▸ REQUIREMENTS: Every record below is to be retyped exactly.

▸ GIVEN DATA:
+ + + + +

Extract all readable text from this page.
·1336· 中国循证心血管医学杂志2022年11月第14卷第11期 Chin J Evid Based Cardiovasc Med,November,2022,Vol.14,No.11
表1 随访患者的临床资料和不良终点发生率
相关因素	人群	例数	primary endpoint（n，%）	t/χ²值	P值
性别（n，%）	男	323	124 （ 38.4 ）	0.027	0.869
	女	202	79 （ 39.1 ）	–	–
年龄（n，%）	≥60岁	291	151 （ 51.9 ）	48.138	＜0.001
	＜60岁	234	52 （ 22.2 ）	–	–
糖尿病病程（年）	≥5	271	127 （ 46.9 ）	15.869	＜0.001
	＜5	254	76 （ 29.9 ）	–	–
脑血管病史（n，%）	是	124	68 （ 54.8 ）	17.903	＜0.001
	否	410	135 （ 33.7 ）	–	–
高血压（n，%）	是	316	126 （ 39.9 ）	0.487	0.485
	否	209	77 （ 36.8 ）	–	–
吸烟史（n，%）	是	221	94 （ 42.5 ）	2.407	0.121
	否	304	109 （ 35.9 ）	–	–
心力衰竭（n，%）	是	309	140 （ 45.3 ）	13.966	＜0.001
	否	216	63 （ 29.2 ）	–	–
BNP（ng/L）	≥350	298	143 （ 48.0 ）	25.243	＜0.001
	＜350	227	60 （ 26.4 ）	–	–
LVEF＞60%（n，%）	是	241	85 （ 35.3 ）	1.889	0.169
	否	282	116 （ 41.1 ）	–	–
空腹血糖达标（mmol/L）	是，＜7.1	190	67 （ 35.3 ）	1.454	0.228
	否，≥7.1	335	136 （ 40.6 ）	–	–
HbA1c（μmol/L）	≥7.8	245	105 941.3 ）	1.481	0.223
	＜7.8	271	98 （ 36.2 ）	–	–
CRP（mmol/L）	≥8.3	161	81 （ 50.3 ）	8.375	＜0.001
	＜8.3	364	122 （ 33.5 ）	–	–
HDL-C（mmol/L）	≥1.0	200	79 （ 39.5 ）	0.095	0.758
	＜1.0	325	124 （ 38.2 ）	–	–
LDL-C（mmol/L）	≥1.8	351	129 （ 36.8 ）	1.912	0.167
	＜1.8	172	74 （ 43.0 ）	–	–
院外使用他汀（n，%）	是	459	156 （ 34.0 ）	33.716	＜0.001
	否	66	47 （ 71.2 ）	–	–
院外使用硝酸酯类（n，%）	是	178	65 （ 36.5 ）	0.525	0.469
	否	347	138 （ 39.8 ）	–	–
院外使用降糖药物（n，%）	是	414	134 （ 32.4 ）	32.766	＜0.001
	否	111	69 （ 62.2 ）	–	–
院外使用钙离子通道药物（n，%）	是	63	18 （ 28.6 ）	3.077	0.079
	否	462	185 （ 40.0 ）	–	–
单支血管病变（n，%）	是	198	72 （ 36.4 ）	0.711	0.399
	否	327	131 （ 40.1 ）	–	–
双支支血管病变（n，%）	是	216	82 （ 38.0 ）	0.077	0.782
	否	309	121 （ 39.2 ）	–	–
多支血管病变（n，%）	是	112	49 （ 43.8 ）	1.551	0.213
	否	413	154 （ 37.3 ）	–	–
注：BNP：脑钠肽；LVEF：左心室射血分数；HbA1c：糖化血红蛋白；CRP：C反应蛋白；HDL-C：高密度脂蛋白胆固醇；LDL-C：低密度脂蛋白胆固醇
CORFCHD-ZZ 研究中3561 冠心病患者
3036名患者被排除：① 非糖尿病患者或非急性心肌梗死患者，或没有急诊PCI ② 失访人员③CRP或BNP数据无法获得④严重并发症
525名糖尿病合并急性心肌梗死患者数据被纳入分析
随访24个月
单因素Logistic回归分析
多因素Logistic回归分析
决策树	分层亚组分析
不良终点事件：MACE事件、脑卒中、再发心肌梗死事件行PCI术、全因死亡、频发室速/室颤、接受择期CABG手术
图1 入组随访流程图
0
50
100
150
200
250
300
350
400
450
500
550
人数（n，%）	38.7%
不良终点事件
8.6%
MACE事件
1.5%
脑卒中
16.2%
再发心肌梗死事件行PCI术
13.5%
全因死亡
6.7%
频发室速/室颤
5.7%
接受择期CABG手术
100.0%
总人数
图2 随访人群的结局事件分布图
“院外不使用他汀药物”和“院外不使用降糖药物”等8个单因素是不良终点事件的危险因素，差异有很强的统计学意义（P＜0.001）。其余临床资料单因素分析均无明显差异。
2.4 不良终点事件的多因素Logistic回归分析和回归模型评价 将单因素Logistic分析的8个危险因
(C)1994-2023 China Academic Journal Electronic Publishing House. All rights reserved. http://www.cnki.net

+ + + + +

▸ OUTPUT OF THE EXERCISE:
Extract all readable text from this page.
·1336· 中国循证心血管医学杂志2022年11月第14卷第11期 Chin J Evid Based Cardiovasc Med,November,2022,Vol.14,No.11
表1 随访患者的临床资料和不良终点发生率
相关因素	人群	例数	primary endpoint（n，%）	t/χ²值	P值
性别（n，%）	男	323	124 （ 38.4 ）	0.027	0.869
	女	202	79 （ 39.1 ）	–	–
年龄（n，%）	≥60岁	291	151 （ 51.9 ）	48.138	＜0.001
	＜60岁	234	52 （ 22.2 ）	–	–
糖尿病病程（年）	≥5	271	127 （ 46.9 ）	15.869	＜0.001
	＜5	254	76 （ 29.9 ）	–	–
脑血管病史（n，%）	是	124	68 （ 54.8 ）	17.903	＜0.001
	否	410	135 （ 33.7 ）	–	–
高血压（n，%）	是	316	126 （ 39.9 ）	0.487	0.485
	否	209	77 （ 36.8 ）	–	–
吸烟史（n，%）	是	221	94 （ 42.5 ）	2.407	0.121
	否	304	109 （ 35.9 ）	–	–
心力衰竭（n，%）	是	309	140 （ 45.3 ）	13.966	＜0.001
	否	216	63 （ 29.2 ）	–	–
BNP（ng/L）	≥350	298	143 （ 48.0 ）	25.243	＜0.001
	＜350	227	60 （ 26.4 ）	–	–
LVEF＞60%（n，%）	是	241	85 （ 35.3 ）	1.889	0.169
	否	282	116 （ 41.1 ）	–	–
空腹血糖达标（mmol/L）	是，＜7.1	190	67 （ 35.3 ）	1.454	0.228
	否，≥7.1	335	136 （ 40.6 ）	–	–
HbA1c（μmol/L）	≥7.8	245	105 941.3 ）	1.481	0.223
	＜7.8	271	98 （ 36.2 ）	–	–
CRP（mmol/L）	≥8.3	161	81 （ 50.3 ）	8.375	＜0.001
	＜8.3	364	122 （ 33.5 ）	–	–
HDL-C（mmol/L）	≥1.0	200	79 （ 39.5 ）	0.095	0.758
	＜1.0	325	124 （ 38.2 ）	–	–
LDL-C（mmol/L）	≥1.8	351	129 （ 36.8 ）	1.912	0.167
	＜1.8	172	74 （ 43.0 ）	–	–
院外使用他汀（n，%）	是	459	156 （ 34.0 ）	33.716	＜0.001
	否	66	47 （ 71.2 ）	–	–
院外使用硝酸酯类（n，%）	是	178	65 （ 36.5 ）	0.525	0.469
	否	347	138 （ 39.8 ）	–	–
院外使用降糖药物（n，%）	是	414	134 （ 32.4 ）	32.766	＜0.001
	否	111	69 （ 62.2 ）	–	–
院外使用钙离子通道药物（n，%）	是	63	18 （ 28.6 ）	3.077	0.079
	否	462	185 （ 40.0 ）	–	–
单支血管病变（n，%）	是	198	72 （ 36.4 ）	0.711	0.399
	否	327	131 （ 40.1 ）	–	–
双支支血管病变（n，%）	是	216	82 （ 38.0 ）	0.077	0.782
	否	309	121 （ 39.2 ）	–	–
多支血管病变（n，%）	是	112	49 （ 43.8 ）	1.551	0.213
	否	413	154 （ 37.3 ）	–	–
注：BNP：脑钠肽；LVEF：左心室射血分数；HbA1c：糖化血红蛋白；CRP：C反应蛋白；HDL-C：高密度脂蛋白胆固醇；LDL-C：低密度脂蛋白胆固醇
CORFCHD-ZZ 研究中3561 冠心病患者
3036名患者被排除：① 非糖尿病患者或非急性心肌梗死患者，或没有急诊PCI ② 失访人员③CRP或BNP数据无法获得④严重并发症
525名糖尿病合并急性心肌梗死患者数据被纳入分析
随访24个月
单因素Logistic回归分析
多因素Logistic回归分析
决策树	分层亚组分析
不良终点事件：MACE事件、脑卒中、再发心肌梗死事件行PCI术、全因死亡、频发室速/室颤、接受择期CABG手术
图1 入组随访流程图
0
50
100
150
200
250
300
350
400
450
500
550
人数（n，%）	38.7%
不良终点事件
8.6%
MACE事件
1.5%
脑卒中
16.2%
再发心肌梗死事件行PCI术
13.5%
全因死亡
6.7%
频发室速/室颤
5.7%
接受择期CABG手术
100.0%
总人数
图2 随访人群的结局事件分布图
“院外不使用他汀药物”和“院外不使用降糖药物”等8个单因素是不良终点事件的危险因素，差异有很强的统计学意义（P＜0.001）。其余临床资料单因素分析均无明显差异。
2.4 不良终点事件的多因素Logistic回归分析和回归模型评价 将单因素Logistic分析的8个危险因
(C)1994-2023 China Academic Journal Electronic Publishing House. All rights reserved. http://www.cnki.net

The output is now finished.